• **Stated exercise**
Go through the material below and copy out each line that contains the string "finger", counting only matches with the same uppercase and lowercase letters.

• **Given entries**
»»
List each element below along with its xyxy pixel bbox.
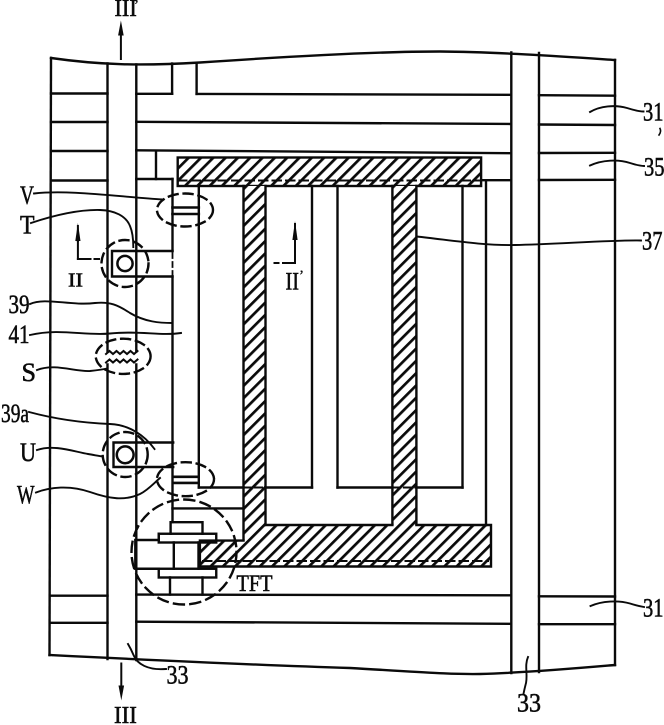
substrate top edge xyxy=(51,52,615,65)
leader 39 xyxy=(30,301,173,323)
line break symbol S lower zigzag xyxy=(106,360,138,363)
leader 35 xyxy=(590,161,644,166)
TFT drain bottom tab xyxy=(170,578,203,595)
svg-text:31: 31 xyxy=(643,594,664,623)
dashed ellipse around break S xyxy=(96,339,151,374)
leader T xyxy=(31,210,133,247)
contact hole T circle xyxy=(117,256,132,271)
contact W bars xyxy=(173,477,199,483)
svg-text:31: 31 xyxy=(643,98,664,127)
svg-text:35: 35 xyxy=(644,153,664,182)
leader W xyxy=(36,478,160,498)
leader 31 top xyxy=(590,106,644,112)
stray tick below 31 xyxy=(659,129,661,136)
gate line 31 top boundary 2 xyxy=(51,122,615,125)
data line 33 right vertical (left edge) xyxy=(510,53,512,674)
substrate left edge xyxy=(50,58,52,655)
substrate bottom edge xyxy=(50,655,616,674)
svg-text:TFT: TFT xyxy=(237,571,273,596)
pixel electrode bottom connector xyxy=(199,486,463,488)
svg-text:37: 37 xyxy=(642,227,663,256)
pixel electrode finger P2 xyxy=(312,186,338,488)
common electrode finger F1 xyxy=(244,186,266,541)
pixel electrode hidden edge (dashed) in top bar xyxy=(178,180,481,182)
common electrode 37 top bar xyxy=(178,158,481,187)
gate line 31 top boundary 1 xyxy=(51,94,615,96)
TFT I-shape top bar xyxy=(159,534,217,543)
svg-text:U: U xyxy=(20,438,36,467)
svg-text:III: III xyxy=(114,703,137,725)
pixel electrode finger P1 left edge xyxy=(171,179,173,522)
leader S xyxy=(37,367,107,371)
gate region tab right vertical xyxy=(195,63,197,94)
section arrow II' foot xyxy=(275,262,296,264)
hidden connector dashed across F1 xyxy=(244,487,266,489)
TFT drain top tab xyxy=(171,522,203,534)
hidden edge (dashed) in bottom bar xyxy=(203,560,488,562)
gate line 31 bottom boundary 1 xyxy=(50,595,615,597)
arrowhead II' xyxy=(292,221,297,240)
dashed ellipse around contact W xyxy=(157,462,214,496)
common line 35 boundary 2 xyxy=(51,179,615,181)
data line 33 left vertical (left edge) xyxy=(106,64,108,660)
data line 33 left vertical (right edge) xyxy=(135,65,137,661)
leader 31 bottom xyxy=(591,601,645,607)
svg-text:41: 41 xyxy=(9,320,30,349)
arrowhead II xyxy=(75,223,80,241)
storage bar T xyxy=(112,251,173,277)
svg-text:39a: 39a xyxy=(1,399,29,428)
contact hole U circle xyxy=(117,446,134,463)
svg-text:33: 33 xyxy=(167,661,189,690)
section arrow II foot xyxy=(78,258,99,260)
common electrode 37 bottom bar xyxy=(200,541,266,567)
arrowhead III xyxy=(119,686,125,701)
section arrow III (bottom) xyxy=(120,664,122,687)
svg-text:II: II xyxy=(286,269,300,296)
dashed circle around contact U xyxy=(103,432,148,477)
leader 33 right xyxy=(524,657,529,694)
svg-text:W: W xyxy=(17,481,35,510)
line break symbol S upper zigzag xyxy=(106,351,138,354)
gate region tab left vertical xyxy=(171,64,173,94)
P1 left edge dashed through T bar xyxy=(172,253,174,275)
svg-text:S: S xyxy=(22,358,37,387)
gate line 31 bottom boundary 2 xyxy=(50,622,615,625)
leader U xyxy=(37,448,103,457)
svg-text:33: 33 xyxy=(517,689,541,718)
leader 33 left xyxy=(128,644,166,669)
common line 35 boundary 1 xyxy=(51,150,615,153)
dashed ellipse around contact V xyxy=(157,194,213,227)
drain connector lower edge xyxy=(173,507,244,509)
TFT channel vertical xyxy=(174,543,199,569)
svg-text:’: ’ xyxy=(134,0,139,14)
TFT source pad xyxy=(135,534,158,569)
storage bar U xyxy=(114,443,174,468)
svg-text:V: V xyxy=(20,181,34,210)
svg-text:’: ’ xyxy=(299,268,304,284)
pixel electrode finger P3 xyxy=(463,180,487,525)
leader V xyxy=(34,192,163,199)
arrowhead III' xyxy=(118,21,124,36)
svg-text:II: II xyxy=(68,270,83,292)
contact V bars xyxy=(173,208,199,215)
common line step vertical xyxy=(155,151,157,179)
section arrow II' shaft xyxy=(294,224,296,263)
leader 39a xyxy=(29,412,155,449)
hidden connector dashed across F2 xyxy=(392,487,416,489)
dashed circle around contact T xyxy=(102,240,149,287)
svg-text:39: 39 xyxy=(9,290,30,319)
svg-text:T: T xyxy=(20,211,35,240)
leader 37 xyxy=(417,237,642,246)
section arrow III' xyxy=(120,33,122,59)
pixel electrode finger P1 right edge xyxy=(198,186,200,488)
common electrode finger F2 xyxy=(392,186,416,525)
data line 33 right vertical (right edge) xyxy=(538,53,540,672)
leader 41 xyxy=(30,332,181,335)
substrate right edge xyxy=(614,60,616,665)
dashed circle around TFT xyxy=(132,500,237,605)
TFT I-shape bottom bar xyxy=(159,569,217,578)
section arrow II shaft xyxy=(77,240,79,259)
««
• **Exercise response**
pixel electrode finger P2 xyxy=(312,186,338,488)
common electrode finger F1 xyxy=(244,186,266,541)
pixel electrode finger P1 left edge xyxy=(171,179,173,522)
pixel electrode finger P3 xyxy=(463,180,487,525)
pixel electrode finger P1 right edge xyxy=(198,186,200,488)
common electrode finger F2 xyxy=(392,186,416,525)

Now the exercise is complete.